#### Instructions to follow
Below are some entries. Copy each line that holds the string "view".

########

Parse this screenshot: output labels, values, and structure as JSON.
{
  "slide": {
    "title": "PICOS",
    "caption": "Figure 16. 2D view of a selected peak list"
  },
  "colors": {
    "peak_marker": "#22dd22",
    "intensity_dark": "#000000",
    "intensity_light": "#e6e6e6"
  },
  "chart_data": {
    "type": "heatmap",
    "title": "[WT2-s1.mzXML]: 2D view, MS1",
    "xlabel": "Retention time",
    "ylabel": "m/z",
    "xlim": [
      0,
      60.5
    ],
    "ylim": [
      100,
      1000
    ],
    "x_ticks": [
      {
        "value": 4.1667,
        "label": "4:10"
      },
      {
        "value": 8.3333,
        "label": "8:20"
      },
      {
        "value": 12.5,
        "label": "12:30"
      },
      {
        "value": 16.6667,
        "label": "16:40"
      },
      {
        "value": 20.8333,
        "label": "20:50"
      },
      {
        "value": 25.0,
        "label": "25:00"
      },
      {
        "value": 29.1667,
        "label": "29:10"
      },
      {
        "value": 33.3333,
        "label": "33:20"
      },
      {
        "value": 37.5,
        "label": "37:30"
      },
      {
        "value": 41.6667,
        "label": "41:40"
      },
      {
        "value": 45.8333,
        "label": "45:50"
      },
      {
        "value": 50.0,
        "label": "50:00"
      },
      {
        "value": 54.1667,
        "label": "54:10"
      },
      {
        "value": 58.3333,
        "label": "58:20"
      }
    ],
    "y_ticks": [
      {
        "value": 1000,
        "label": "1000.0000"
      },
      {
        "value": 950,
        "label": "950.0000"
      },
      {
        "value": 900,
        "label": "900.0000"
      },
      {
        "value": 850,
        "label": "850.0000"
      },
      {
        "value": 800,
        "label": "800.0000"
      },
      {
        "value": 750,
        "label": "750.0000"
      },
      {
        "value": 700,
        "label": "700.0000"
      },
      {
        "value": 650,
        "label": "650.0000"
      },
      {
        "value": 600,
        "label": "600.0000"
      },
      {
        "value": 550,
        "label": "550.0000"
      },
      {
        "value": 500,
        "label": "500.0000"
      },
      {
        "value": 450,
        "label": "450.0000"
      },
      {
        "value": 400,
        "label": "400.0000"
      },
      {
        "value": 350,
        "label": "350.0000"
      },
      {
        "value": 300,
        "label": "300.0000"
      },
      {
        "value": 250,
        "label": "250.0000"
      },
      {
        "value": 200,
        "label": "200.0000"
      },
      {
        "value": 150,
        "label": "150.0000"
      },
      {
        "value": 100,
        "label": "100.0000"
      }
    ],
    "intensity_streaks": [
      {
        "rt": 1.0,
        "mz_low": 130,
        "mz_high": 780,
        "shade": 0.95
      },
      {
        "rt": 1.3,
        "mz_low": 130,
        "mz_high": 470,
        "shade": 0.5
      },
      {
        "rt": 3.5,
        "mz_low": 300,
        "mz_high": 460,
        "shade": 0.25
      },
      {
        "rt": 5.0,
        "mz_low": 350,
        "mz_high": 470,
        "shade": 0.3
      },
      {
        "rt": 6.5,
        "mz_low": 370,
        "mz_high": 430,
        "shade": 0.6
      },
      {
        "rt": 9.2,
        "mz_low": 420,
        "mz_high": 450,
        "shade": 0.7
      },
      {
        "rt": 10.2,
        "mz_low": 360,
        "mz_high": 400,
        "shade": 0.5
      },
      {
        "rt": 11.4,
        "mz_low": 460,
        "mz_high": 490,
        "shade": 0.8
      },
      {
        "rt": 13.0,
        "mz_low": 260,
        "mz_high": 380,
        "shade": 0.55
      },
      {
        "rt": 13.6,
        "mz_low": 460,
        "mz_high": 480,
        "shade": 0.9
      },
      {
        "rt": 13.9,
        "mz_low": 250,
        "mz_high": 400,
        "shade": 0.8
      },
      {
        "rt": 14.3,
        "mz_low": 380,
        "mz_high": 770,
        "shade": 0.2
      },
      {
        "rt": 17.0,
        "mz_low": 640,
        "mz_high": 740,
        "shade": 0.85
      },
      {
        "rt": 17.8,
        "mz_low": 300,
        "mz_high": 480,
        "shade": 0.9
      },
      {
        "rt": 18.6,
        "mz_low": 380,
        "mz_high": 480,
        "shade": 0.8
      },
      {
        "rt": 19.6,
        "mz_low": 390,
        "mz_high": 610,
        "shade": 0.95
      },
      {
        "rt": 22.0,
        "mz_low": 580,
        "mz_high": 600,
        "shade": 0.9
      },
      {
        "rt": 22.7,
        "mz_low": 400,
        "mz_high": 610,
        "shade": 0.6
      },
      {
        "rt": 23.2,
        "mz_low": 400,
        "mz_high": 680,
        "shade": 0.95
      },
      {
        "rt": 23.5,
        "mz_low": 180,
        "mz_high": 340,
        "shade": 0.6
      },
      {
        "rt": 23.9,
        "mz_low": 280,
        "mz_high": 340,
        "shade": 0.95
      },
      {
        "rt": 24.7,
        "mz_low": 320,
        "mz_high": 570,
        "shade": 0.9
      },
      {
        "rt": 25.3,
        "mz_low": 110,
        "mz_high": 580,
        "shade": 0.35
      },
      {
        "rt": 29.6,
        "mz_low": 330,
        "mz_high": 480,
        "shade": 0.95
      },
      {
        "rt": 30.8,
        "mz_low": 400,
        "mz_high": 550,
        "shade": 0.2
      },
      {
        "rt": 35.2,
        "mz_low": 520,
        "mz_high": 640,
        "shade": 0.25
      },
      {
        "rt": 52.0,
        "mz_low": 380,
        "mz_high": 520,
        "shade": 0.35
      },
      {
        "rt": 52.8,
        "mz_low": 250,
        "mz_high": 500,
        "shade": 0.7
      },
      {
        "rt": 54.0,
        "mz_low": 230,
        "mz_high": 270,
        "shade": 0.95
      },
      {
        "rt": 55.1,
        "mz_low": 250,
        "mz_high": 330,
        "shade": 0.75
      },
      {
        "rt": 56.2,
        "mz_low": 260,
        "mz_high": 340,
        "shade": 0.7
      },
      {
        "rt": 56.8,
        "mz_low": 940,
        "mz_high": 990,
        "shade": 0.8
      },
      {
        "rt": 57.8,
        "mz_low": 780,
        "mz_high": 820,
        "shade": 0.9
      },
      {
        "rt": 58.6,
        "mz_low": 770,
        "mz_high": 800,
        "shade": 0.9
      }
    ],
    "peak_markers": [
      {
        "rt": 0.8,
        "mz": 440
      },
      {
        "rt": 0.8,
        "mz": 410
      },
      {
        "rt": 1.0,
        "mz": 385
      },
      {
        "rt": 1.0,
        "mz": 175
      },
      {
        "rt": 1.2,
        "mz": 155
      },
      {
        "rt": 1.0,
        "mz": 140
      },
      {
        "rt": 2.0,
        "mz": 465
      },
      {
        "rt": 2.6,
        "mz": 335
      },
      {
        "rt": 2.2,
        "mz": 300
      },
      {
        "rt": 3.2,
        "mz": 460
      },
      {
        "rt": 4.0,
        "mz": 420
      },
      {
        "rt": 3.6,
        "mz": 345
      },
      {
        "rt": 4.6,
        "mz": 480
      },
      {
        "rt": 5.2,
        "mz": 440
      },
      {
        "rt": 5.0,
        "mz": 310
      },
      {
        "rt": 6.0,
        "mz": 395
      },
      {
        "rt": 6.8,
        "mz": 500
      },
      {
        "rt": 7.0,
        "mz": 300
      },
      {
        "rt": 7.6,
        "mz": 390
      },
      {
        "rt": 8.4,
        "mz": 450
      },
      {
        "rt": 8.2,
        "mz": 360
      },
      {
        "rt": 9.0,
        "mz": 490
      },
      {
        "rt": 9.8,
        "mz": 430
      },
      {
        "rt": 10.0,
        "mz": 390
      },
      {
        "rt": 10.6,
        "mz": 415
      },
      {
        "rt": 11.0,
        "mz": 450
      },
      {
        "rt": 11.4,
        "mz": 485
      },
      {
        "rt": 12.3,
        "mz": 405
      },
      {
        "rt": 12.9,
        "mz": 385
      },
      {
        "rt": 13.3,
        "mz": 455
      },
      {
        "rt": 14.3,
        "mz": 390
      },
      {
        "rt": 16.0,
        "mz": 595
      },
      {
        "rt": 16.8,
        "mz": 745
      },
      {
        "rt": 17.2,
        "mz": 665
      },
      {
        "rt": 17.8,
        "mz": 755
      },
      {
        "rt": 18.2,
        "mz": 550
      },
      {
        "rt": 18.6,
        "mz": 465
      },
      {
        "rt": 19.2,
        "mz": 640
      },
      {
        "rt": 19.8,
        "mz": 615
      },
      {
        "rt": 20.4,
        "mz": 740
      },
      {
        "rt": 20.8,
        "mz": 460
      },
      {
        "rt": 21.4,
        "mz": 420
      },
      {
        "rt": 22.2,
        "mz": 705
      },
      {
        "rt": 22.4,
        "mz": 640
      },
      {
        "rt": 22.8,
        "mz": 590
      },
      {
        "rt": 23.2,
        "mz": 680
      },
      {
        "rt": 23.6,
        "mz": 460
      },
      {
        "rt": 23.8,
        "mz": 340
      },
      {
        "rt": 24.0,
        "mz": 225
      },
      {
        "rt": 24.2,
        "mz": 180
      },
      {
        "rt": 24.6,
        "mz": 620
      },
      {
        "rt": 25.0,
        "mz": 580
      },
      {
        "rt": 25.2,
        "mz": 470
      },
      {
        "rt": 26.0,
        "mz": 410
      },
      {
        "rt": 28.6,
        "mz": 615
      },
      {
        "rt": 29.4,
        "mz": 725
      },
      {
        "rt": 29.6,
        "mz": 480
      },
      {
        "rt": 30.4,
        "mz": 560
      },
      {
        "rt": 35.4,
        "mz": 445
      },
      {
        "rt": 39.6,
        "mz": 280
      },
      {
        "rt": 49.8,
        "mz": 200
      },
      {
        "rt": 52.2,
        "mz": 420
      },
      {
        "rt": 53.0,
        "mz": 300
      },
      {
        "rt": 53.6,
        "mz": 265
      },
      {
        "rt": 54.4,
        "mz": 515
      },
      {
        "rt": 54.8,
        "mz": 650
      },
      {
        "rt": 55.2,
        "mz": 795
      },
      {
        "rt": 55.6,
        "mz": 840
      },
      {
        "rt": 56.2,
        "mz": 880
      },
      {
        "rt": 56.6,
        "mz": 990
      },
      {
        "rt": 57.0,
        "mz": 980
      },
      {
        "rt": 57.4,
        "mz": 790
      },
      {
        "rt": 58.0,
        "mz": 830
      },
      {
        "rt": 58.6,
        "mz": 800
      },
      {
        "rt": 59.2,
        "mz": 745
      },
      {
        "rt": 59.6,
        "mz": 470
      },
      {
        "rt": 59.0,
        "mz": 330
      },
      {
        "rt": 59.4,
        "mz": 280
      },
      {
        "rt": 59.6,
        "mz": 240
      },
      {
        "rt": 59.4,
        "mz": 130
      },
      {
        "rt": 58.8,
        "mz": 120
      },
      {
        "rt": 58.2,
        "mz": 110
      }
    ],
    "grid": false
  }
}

########

#### Task solution
    "caption": "Figure 16. 2D view of a selected peak list"
    "title": "[WT2-s1.mzXML]: 2D view, MS1",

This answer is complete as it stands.